Problem requirements: Go through the listing and pick out each line with the word "tests" in it.

Dataset content:
=-=-=
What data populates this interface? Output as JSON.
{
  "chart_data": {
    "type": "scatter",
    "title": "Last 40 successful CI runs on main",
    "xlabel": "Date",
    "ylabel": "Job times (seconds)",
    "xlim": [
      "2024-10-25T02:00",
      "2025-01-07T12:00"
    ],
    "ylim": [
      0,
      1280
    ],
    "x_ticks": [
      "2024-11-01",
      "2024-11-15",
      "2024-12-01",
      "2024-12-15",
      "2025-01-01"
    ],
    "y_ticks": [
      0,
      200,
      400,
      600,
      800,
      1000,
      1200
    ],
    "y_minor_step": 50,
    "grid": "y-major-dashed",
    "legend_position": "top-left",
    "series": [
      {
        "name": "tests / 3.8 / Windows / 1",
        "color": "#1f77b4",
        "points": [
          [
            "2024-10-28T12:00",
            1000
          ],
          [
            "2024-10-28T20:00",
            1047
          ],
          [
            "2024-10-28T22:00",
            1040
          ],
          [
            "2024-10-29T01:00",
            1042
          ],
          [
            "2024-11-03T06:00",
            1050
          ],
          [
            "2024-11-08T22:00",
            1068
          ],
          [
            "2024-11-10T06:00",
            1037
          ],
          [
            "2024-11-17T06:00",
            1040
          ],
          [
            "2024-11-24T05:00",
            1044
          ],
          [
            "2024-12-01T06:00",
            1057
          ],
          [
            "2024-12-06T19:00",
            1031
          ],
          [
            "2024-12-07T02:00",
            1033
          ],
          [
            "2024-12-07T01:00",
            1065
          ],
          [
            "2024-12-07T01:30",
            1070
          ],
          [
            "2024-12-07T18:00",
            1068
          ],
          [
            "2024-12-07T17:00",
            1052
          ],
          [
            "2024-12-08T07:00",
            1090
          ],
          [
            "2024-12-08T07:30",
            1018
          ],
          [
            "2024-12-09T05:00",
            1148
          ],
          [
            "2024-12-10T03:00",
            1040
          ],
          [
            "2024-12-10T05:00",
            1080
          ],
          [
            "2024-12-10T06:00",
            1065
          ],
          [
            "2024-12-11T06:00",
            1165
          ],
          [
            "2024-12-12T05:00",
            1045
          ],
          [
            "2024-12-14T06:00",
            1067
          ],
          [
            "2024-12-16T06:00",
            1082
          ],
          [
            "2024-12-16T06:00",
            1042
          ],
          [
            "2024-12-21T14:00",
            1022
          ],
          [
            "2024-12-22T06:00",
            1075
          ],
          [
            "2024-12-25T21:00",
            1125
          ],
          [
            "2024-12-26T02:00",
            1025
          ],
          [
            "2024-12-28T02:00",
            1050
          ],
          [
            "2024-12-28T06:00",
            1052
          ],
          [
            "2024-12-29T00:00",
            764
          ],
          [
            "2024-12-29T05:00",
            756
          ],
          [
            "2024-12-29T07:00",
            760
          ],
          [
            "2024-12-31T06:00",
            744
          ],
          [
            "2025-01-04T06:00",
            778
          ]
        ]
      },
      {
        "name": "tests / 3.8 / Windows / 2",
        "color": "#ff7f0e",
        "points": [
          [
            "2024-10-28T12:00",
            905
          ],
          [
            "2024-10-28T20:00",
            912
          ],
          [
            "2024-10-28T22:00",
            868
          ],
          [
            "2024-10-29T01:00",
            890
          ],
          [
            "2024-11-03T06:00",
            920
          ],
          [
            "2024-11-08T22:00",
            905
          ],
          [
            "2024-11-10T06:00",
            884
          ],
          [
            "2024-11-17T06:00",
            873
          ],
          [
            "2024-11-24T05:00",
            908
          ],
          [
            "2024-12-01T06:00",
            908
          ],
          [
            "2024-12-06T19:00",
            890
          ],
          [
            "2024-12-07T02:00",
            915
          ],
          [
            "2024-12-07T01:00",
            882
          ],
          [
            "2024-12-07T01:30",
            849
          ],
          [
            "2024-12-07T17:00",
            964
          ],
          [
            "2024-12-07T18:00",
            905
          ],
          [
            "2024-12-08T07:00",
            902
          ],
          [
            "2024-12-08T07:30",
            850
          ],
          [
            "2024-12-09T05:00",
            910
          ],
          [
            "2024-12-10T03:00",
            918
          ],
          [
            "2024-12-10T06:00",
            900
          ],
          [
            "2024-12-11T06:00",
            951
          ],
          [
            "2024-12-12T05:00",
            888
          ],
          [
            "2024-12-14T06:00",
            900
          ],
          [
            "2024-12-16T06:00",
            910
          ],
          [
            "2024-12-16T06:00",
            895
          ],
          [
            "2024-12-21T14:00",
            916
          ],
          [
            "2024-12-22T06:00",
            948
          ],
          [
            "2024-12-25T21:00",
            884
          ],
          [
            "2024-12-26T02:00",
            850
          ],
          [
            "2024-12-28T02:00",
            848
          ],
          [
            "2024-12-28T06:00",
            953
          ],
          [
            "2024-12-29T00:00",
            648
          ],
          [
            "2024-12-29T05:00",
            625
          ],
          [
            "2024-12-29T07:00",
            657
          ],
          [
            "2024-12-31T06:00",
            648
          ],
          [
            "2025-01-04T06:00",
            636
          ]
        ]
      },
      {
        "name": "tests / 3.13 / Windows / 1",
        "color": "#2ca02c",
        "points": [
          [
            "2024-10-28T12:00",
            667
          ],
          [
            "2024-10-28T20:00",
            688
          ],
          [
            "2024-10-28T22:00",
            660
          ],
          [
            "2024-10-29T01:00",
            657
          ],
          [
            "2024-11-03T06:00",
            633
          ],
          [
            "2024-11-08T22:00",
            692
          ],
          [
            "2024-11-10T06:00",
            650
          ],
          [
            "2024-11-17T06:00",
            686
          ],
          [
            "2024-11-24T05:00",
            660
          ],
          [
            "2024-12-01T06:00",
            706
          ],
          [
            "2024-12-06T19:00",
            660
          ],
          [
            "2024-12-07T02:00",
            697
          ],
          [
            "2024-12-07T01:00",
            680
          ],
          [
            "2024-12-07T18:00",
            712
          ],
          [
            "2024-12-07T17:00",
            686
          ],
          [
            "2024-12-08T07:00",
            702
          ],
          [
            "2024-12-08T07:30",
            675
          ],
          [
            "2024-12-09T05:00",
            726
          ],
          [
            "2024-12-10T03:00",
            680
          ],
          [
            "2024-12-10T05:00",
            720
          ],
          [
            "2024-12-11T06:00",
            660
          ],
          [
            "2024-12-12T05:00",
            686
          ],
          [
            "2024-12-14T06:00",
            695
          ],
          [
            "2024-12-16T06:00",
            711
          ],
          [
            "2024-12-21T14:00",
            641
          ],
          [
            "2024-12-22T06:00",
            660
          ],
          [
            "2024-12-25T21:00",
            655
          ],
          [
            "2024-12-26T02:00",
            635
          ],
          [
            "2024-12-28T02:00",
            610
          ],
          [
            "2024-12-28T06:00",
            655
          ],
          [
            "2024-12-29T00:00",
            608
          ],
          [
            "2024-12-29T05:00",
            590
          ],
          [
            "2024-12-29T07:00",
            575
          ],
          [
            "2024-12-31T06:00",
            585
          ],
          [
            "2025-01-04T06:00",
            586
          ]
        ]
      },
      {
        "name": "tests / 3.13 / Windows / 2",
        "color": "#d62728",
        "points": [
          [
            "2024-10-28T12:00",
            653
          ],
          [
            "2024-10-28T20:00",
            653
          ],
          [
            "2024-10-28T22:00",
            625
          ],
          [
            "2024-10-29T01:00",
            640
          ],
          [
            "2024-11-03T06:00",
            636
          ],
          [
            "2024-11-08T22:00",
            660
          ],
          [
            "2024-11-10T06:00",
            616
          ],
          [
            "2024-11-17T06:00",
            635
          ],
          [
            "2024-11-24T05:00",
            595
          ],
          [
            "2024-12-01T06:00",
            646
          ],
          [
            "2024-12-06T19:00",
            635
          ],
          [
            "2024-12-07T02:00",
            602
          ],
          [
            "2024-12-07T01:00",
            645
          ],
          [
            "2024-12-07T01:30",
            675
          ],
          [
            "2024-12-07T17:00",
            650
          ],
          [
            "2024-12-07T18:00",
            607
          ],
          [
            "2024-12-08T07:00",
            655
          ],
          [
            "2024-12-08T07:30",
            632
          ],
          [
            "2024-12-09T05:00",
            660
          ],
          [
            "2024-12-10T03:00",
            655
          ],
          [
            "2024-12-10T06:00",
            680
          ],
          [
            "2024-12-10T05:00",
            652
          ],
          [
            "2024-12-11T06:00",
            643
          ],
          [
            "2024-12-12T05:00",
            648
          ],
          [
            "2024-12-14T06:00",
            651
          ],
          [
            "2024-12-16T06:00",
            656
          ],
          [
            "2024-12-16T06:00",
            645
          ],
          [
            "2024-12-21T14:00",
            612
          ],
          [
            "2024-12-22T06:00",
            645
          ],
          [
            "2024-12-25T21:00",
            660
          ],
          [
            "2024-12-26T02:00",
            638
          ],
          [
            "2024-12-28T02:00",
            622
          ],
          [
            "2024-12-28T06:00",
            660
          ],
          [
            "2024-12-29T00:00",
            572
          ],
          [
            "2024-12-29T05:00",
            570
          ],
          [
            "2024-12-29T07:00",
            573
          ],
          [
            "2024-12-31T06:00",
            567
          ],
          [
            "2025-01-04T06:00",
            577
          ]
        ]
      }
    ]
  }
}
=-=-=
Response:
        "name": "tests / 3.8 / Windows / 1",
        "name": "tests / 3.8 / Windows / 2",
        "name": "tests / 3.13 / Windows / 1",
        "name": "tests / 3.13 / Windows / 2",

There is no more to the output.